DATASET ENTRIES »
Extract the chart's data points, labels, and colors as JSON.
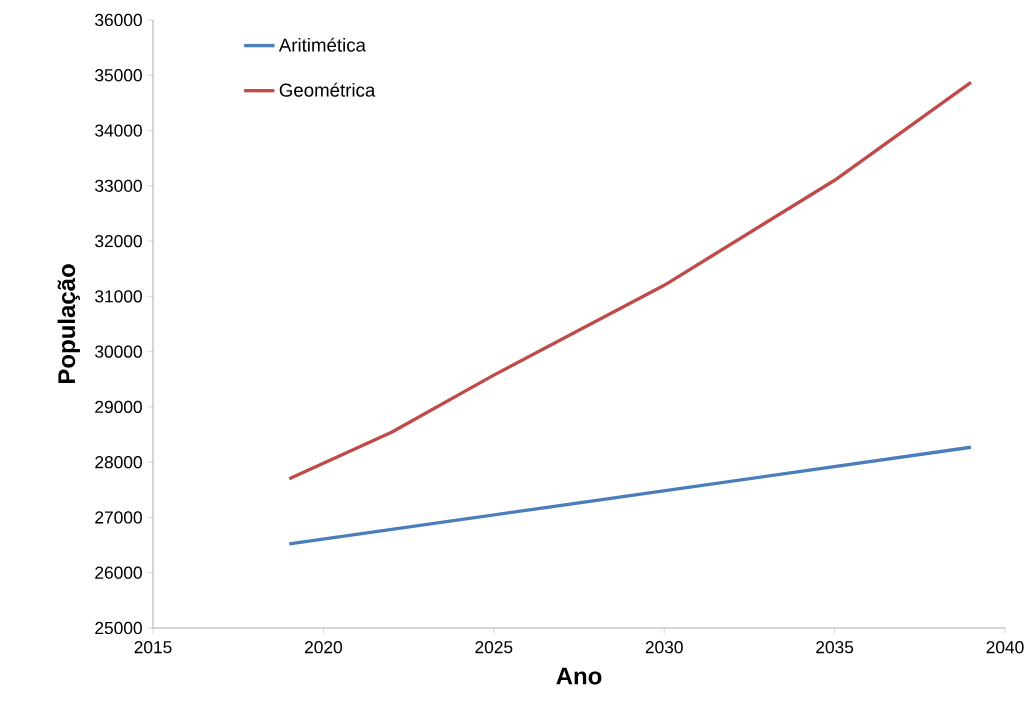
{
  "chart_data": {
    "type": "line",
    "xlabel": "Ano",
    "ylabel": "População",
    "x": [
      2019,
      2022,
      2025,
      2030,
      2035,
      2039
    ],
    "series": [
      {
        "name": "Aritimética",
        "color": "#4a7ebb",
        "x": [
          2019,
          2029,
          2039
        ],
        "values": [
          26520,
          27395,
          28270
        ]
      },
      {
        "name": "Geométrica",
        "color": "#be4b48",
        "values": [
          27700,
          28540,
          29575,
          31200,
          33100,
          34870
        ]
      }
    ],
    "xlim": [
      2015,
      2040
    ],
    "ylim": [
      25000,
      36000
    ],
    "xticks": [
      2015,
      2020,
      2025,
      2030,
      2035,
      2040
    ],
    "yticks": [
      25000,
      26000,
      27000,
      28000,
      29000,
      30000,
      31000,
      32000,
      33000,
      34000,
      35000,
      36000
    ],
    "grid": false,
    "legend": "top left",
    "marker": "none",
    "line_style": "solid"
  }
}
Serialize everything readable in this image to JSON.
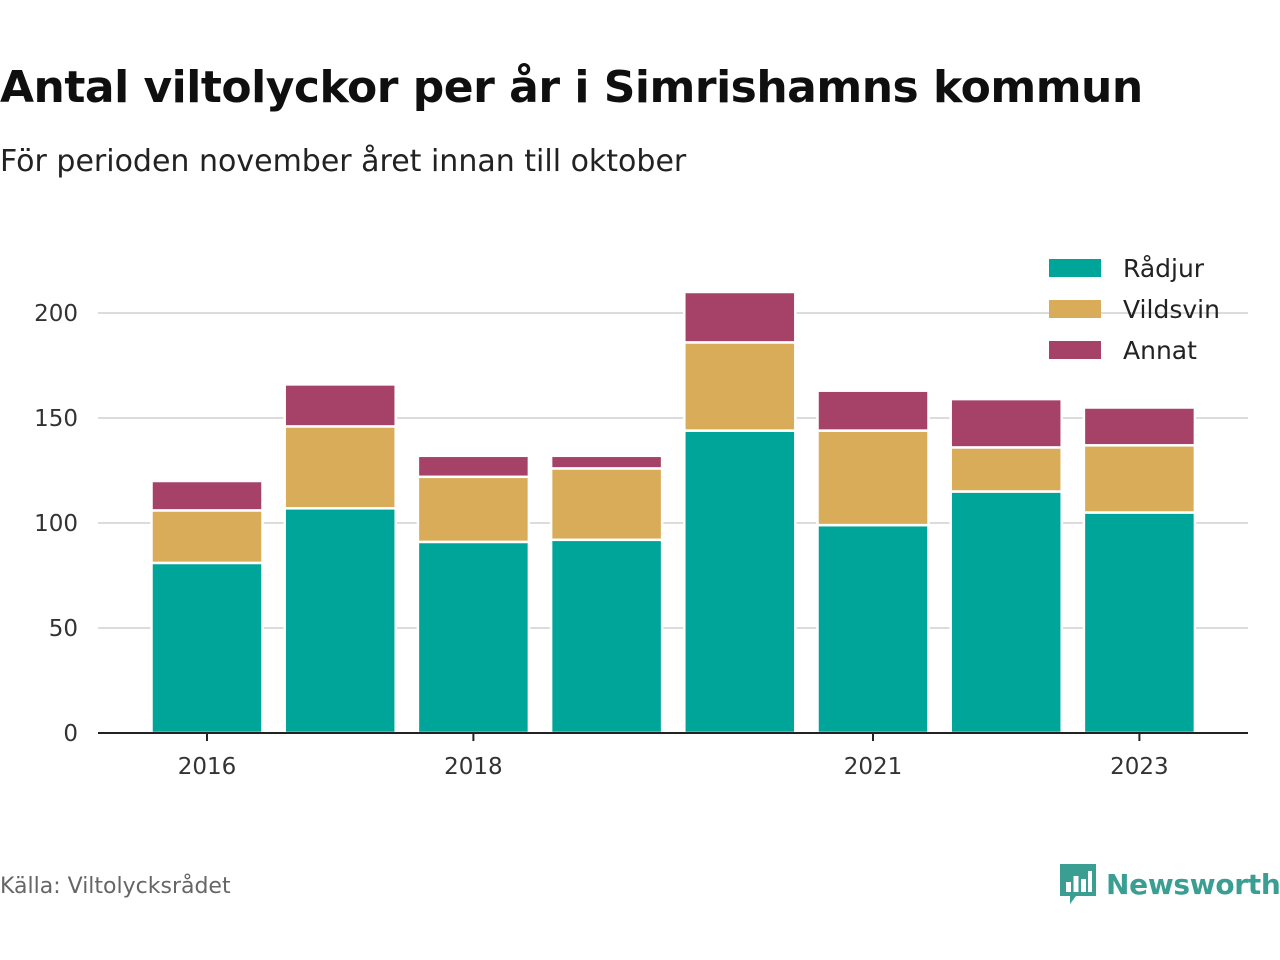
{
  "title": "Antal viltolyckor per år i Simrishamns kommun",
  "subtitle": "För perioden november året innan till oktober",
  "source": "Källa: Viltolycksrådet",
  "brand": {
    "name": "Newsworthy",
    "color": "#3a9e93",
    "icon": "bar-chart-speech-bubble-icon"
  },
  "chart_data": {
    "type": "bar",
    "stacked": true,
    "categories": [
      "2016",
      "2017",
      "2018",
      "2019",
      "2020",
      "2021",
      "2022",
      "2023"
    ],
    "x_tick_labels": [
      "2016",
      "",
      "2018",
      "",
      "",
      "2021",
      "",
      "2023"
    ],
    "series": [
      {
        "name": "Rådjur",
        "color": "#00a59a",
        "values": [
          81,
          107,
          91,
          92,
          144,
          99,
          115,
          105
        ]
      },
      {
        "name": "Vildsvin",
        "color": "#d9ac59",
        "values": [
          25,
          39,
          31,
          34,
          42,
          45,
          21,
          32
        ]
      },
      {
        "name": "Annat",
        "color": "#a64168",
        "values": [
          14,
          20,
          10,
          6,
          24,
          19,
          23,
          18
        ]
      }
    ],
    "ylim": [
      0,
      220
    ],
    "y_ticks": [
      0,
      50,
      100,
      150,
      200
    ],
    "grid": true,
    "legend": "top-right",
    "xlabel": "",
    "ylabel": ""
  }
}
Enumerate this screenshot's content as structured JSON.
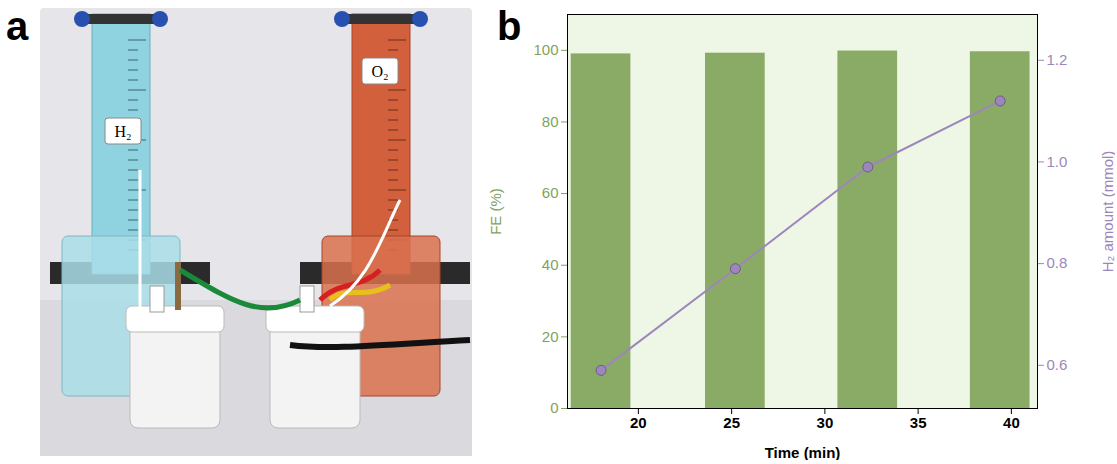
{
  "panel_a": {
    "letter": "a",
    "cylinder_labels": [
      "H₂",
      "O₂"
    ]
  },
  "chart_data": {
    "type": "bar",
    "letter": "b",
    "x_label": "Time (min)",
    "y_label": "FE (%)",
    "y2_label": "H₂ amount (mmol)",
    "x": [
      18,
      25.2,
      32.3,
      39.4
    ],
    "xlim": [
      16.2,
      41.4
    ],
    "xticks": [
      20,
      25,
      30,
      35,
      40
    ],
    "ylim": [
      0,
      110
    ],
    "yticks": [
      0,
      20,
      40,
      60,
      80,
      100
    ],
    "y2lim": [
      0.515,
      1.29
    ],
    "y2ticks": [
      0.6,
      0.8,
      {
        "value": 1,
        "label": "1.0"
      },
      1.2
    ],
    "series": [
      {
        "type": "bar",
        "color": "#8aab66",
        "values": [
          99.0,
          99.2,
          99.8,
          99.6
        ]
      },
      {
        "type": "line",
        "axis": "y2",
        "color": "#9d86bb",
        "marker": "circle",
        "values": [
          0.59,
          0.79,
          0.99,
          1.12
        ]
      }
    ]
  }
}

AIM OF THE EXERCISE » Copy the records word for word, leaving no picture in the copy.

FINISHED TASK »
Extract the chart's data points, labels, and colors as JSON.
{
  "chart_data": {
    "type": "line",
    "xlabel": "Ano",
    "ylabel": "População",
    "x": [
      2019,
      2022,
      2025,
      2030,
      2035,
      2039
    ],
    "series": [
      {
        "name": "Aritimética",
        "color": "#4a7ebb",
        "x": [
          2019,
          2029,
          2039
        ],
        "values": [
          26520,
          27395,
          28270
        ]
      },
      {
        "name": "Geométrica",
        "color": "#be4b48",
        "values": [
          27700,
          28540,
          29575,
          31200,
          33100,
          34870
        ]
      }
    ],
    "xlim": [
      2015,
      2040
    ],
    "ylim": [
      25000,
      36000
    ],
    "xticks": [
      2015,
      2020,
      2025,
      2030,
      2035,
      2040
    ],
    "yticks": [
      25000,
      26000,
      27000,
      28000,
      29000,
      30000,
      31000,
      32000,
      33000,
      34000,
      35000,
      36000
    ],
    "grid": false,
    "legend": "top left",
    "marker": "none",
    "line_style": "solid"
  }
}
Serialize everything readable in this image to JSON.
{
  "title": "Antal viltolyckor per år i Simrishamns kommun",
  "subtitle": "För perioden november året innan till oktober",
  "source": "Källa: Viltolycksrådet",
  "brand": {
    "name": "Newsworthy",
    "color": "#3a9e93",
    "icon": "bar-chart-speech-bubble-icon"
  },
  "chart_data": {
    "type": "bar",
    "stacked": true,
    "categories": [
      "2016",
      "2017",
      "2018",
      "2019",
      "2020",
      "2021",
      "2022",
      "2023"
    ],
    "x_tick_labels": [
      "2016",
      "",
      "2018",
      "",
      "",
      "2021",
      "",
      "2023"
    ],
    "series": [
      {
        "name": "Rådjur",
        "color": "#00a59a",
        "values": [
          81,
          107,
          91,
          92,
          144,
          99,
          115,
          105
        ]
      },
      {
        "name": "Vildsvin",
        "color": "#d9ac59",
        "values": [
          25,
          39,
          31,
          34,
          42,
          45,
          21,
          32
        ]
      },
      {
        "name": "Annat",
        "color": "#a64168",
        "values": [
          14,
          20,
          10,
          6,
          24,
          19,
          23,
          18
        ]
      }
    ],
    "ylim": [
      0,
      220
    ],
    "y_ticks": [
      0,
      50,
      100,
      150,
      200
    ],
    "grid": true,
    "legend": "top-right",
    "xlabel": "",
    "ylabel": ""
  }
}
Enumerate this screenshot's content as structured JSON.
{
  "panel_a": {
    "letter": "a",
    "cylinder_labels": [
      "H₂",
      "O₂"
    ]
  },
  "chart_data": {
    "type": "bar",
    "letter": "b",
    "x_label": "Time (min)",
    "y_label": "FE (%)",
    "y2_label": "H₂ amount (mmol)",
    "x": [
      18,
      25.2,
      32.3,
      39.4
    ],
    "xlim": [
      16.2,
      41.4
    ],
    "xticks": [
      20,
      25,
      30,
      35,
      40
    ],
    "ylim": [
      0,
      110
    ],
    "yticks": [
      0,
      20,
      40,
      60,
      80,
      100
    ],
    "y2lim": [
      0.515,
      1.29
    ],
    "y2ticks": [
      0.6,
      0.8,
      {
        "value": 1,
        "label": "1.0"
      },
      1.2
    ],
    "series": [
      {
        "type": "bar",
        "color": "#8aab66",
        "values": [
          99.0,
          99.2,
          99.8,
          99.6
        ]
      },
      {
        "type": "line",
        "axis": "y2",
        "color": "#9d86bb",
        "marker": "circle",
        "values": [
          0.59,
          0.79,
          0.99,
          1.12
        ]
      }
    ]
  }
}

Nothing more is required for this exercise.